▸ **Task requirements**:
Output, with no changes, the span of lines that opens with the line containing "Output the text content of this document." and closes with the last line.

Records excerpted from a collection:
------------------------

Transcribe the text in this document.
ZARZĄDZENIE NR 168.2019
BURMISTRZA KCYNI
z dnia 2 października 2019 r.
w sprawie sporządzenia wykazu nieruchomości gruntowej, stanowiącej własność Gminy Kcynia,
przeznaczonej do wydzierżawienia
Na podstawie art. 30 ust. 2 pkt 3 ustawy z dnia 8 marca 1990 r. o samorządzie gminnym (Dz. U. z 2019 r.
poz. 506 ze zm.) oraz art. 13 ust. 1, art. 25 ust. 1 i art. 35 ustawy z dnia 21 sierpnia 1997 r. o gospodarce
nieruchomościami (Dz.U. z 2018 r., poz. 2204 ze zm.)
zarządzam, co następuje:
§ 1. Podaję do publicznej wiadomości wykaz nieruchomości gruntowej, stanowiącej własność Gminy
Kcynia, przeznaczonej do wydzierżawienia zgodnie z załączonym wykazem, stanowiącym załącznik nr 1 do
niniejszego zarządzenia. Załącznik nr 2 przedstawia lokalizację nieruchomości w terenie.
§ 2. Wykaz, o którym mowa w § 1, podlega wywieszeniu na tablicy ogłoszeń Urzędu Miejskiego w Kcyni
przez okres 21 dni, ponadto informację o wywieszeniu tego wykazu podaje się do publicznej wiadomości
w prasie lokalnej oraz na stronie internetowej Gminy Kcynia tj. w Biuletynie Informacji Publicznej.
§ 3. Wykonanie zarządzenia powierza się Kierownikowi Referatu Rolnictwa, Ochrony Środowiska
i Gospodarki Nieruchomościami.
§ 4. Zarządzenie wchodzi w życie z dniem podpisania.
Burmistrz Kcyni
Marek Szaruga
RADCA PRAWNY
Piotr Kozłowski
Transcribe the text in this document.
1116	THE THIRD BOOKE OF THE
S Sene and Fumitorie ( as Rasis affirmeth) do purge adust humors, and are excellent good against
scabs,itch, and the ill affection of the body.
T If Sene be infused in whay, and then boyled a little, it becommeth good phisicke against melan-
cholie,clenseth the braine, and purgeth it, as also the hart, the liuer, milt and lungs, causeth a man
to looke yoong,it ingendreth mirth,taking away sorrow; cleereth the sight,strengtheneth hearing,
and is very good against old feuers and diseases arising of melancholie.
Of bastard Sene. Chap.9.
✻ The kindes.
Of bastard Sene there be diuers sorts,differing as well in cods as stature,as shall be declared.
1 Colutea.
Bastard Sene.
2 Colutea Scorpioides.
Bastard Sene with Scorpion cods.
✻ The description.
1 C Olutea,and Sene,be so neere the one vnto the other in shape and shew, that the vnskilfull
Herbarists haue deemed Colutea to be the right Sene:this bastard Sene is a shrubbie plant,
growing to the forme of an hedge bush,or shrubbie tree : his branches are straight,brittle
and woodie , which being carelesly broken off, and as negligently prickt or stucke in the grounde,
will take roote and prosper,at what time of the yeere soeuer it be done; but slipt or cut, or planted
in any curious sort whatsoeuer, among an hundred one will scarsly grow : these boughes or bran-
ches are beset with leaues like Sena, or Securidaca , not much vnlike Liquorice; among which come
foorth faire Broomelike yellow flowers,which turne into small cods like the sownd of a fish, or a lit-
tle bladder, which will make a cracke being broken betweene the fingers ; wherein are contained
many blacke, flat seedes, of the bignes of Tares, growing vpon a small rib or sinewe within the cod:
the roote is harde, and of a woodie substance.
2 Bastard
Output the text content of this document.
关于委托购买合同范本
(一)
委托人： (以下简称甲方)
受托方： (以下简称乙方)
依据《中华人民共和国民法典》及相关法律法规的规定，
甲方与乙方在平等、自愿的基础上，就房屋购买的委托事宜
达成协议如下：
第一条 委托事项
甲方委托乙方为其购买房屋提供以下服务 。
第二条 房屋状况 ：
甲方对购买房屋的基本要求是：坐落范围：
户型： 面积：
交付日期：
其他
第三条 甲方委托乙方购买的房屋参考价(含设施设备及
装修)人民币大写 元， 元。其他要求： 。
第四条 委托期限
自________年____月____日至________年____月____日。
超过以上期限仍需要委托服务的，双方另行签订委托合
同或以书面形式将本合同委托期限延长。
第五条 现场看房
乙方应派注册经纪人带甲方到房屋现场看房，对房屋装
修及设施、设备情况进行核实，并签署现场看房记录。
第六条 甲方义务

------------------------

▸ **Result for this exercise**:
Output the text content of this document.
关于委托购买合同范本
(一)
委托人： (以下简称甲方)
受托方： (以下简称乙方)
依据《中华人民共和国民法典》及相关法律法规的规定，
甲方与乙方在平等、自愿的基础上，就房屋购买的委托事宜
达成协议如下：
第一条 委托事项
甲方委托乙方为其购买房屋提供以下服务 。
第二条 房屋状况 ：
甲方对购买房屋的基本要求是：坐落范围：
户型： 面积：
交付日期：
其他
第三条 甲方委托乙方购买的房屋参考价(含设施设备及
装修)人民币大写 元， 元。其他要求： 。
第四条 委托期限
自________年____月____日至________年____月____日。
超过以上期限仍需要委托服务的，双方另行签订委托合
同或以书面形式将本合同委托期限延长。
第五条 现场看房
乙方应派注册经纪人带甲方到房屋现场看房，对房屋装
修及设施、设备情况进行核实，并签署现场看房记录。
第六条 甲方义务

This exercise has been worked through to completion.